*Problem to work on*: Each record below should be output verbatim, without pictures.

*Material to process*:
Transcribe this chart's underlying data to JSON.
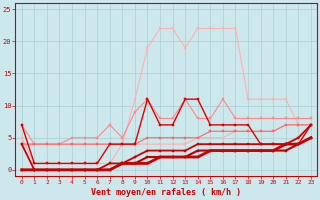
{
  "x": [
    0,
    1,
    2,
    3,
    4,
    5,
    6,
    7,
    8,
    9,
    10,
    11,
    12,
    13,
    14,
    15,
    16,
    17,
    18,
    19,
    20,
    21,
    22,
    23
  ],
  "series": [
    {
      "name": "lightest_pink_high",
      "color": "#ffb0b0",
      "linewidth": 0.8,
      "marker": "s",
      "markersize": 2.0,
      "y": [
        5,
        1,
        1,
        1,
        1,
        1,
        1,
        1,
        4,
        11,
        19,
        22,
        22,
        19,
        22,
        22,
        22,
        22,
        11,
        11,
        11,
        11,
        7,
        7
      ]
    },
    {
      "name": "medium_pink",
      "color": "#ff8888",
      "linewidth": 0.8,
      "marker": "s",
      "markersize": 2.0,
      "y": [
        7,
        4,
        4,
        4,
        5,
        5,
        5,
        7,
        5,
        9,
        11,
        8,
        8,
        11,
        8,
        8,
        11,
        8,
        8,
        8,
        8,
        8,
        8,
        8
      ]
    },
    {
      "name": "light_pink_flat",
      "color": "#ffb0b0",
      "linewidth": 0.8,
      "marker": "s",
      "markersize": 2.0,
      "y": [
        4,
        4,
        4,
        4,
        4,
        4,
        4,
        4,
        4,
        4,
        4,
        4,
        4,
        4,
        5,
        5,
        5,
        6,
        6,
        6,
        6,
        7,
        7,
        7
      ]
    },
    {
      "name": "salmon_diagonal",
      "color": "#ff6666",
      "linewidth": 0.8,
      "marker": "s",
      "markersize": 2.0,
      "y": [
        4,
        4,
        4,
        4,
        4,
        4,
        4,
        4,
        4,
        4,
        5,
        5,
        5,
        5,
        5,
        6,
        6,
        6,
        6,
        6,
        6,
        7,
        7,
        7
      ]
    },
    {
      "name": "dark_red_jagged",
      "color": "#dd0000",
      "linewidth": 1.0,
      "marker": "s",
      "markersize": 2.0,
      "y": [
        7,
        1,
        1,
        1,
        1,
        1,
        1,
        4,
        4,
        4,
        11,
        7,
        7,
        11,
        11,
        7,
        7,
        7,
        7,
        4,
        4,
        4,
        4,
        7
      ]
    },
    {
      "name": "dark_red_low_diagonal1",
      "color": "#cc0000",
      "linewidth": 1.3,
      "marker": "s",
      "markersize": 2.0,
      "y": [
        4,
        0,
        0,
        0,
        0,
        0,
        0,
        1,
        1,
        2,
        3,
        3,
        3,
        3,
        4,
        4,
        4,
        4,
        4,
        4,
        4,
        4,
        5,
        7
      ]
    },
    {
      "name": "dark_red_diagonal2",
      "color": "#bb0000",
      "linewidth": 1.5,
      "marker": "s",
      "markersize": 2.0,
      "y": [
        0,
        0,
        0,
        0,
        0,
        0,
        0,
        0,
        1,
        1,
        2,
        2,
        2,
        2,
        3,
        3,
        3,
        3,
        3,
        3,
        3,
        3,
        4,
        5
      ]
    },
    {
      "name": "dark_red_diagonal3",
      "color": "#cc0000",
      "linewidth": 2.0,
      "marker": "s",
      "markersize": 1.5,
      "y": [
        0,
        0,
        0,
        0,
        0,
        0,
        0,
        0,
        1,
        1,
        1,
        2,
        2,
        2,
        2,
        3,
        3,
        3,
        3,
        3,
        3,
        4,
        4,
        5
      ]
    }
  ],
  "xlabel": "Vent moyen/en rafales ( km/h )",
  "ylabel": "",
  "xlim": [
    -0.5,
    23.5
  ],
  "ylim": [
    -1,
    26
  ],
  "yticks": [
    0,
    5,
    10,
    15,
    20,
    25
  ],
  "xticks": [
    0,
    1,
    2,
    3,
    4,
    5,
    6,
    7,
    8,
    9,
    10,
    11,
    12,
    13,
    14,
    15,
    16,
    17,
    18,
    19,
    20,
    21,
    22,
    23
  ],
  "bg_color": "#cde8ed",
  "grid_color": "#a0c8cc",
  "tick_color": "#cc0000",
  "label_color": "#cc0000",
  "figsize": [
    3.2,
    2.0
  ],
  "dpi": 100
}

*The result*:
Transcribe this chart's underlying data to JSON.
{
  "x": [
    0,
    1,
    2,
    3,
    4,
    5,
    6,
    7,
    8,
    9,
    10,
    11,
    12,
    13,
    14,
    15,
    16,
    17,
    18,
    19,
    20,
    21,
    22,
    23
  ],
  "series": [
    {
      "name": "lightest_pink_high",
      "color": "#ffb0b0",
      "linewidth": 0.8,
      "marker": "s",
      "markersize": 2.0,
      "y": [
        5,
        1,
        1,
        1,
        1,
        1,
        1,
        1,
        4,
        11,
        19,
        22,
        22,
        19,
        22,
        22,
        22,
        22,
        11,
        11,
        11,
        11,
        7,
        7
      ]
    },
    {
      "name": "medium_pink",
      "color": "#ff8888",
      "linewidth": 0.8,
      "marker": "s",
      "markersize": 2.0,
      "y": [
        7,
        4,
        4,
        4,
        5,
        5,
        5,
        7,
        5,
        9,
        11,
        8,
        8,
        11,
        8,
        8,
        11,
        8,
        8,
        8,
        8,
        8,
        8,
        8
      ]
    },
    {
      "name": "light_pink_flat",
      "color": "#ffb0b0",
      "linewidth": 0.8,
      "marker": "s",
      "markersize": 2.0,
      "y": [
        4,
        4,
        4,
        4,
        4,
        4,
        4,
        4,
        4,
        4,
        4,
        4,
        4,
        4,
        5,
        5,
        5,
        6,
        6,
        6,
        6,
        7,
        7,
        7
      ]
    },
    {
      "name": "salmon_diagonal",
      "color": "#ff6666",
      "linewidth": 0.8,
      "marker": "s",
      "markersize": 2.0,
      "y": [
        4,
        4,
        4,
        4,
        4,
        4,
        4,
        4,
        4,
        4,
        5,
        5,
        5,
        5,
        5,
        6,
        6,
        6,
        6,
        6,
        6,
        7,
        7,
        7
      ]
    },
    {
      "name": "dark_red_jagged",
      "color": "#dd0000",
      "linewidth": 1.0,
      "marker": "s",
      "markersize": 2.0,
      "y": [
        7,
        1,
        1,
        1,
        1,
        1,
        1,
        4,
        4,
        4,
        11,
        7,
        7,
        11,
        11,
        7,
        7,
        7,
        7,
        4,
        4,
        4,
        4,
        7
      ]
    },
    {
      "name": "dark_red_low_diagonal1",
      "color": "#cc0000",
      "linewidth": 1.3,
      "marker": "s",
      "markersize": 2.0,
      "y": [
        4,
        0,
        0,
        0,
        0,
        0,
        0,
        1,
        1,
        2,
        3,
        3,
        3,
        3,
        4,
        4,
        4,
        4,
        4,
        4,
        4,
        4,
        5,
        7
      ]
    },
    {
      "name": "dark_red_diagonal2",
      "color": "#bb0000",
      "linewidth": 1.5,
      "marker": "s",
      "markersize": 2.0,
      "y": [
        0,
        0,
        0,
        0,
        0,
        0,
        0,
        0,
        1,
        1,
        2,
        2,
        2,
        2,
        3,
        3,
        3,
        3,
        3,
        3,
        3,
        3,
        4,
        5
      ]
    },
    {
      "name": "dark_red_diagonal3",
      "color": "#cc0000",
      "linewidth": 2.0,
      "marker": "s",
      "markersize": 1.5,
      "y": [
        0,
        0,
        0,
        0,
        0,
        0,
        0,
        0,
        1,
        1,
        1,
        2,
        2,
        2,
        2,
        3,
        3,
        3,
        3,
        3,
        3,
        4,
        4,
        5
      ]
    }
  ],
  "xlabel": "Vent moyen/en rafales ( km/h )",
  "ylabel": "",
  "xlim": [
    -0.5,
    23.5
  ],
  "ylim": [
    -1,
    26
  ],
  "yticks": [
    0,
    5,
    10,
    15,
    20,
    25
  ],
  "xticks": [
    0,
    1,
    2,
    3,
    4,
    5,
    6,
    7,
    8,
    9,
    10,
    11,
    12,
    13,
    14,
    15,
    16,
    17,
    18,
    19,
    20,
    21,
    22,
    23
  ],
  "bg_color": "#cde8ed",
  "grid_color": "#a0c8cc",
  "tick_color": "#cc0000",
  "label_color": "#cc0000",
  "figsize": [
    3.2,
    2.0
  ],
  "dpi": 100
}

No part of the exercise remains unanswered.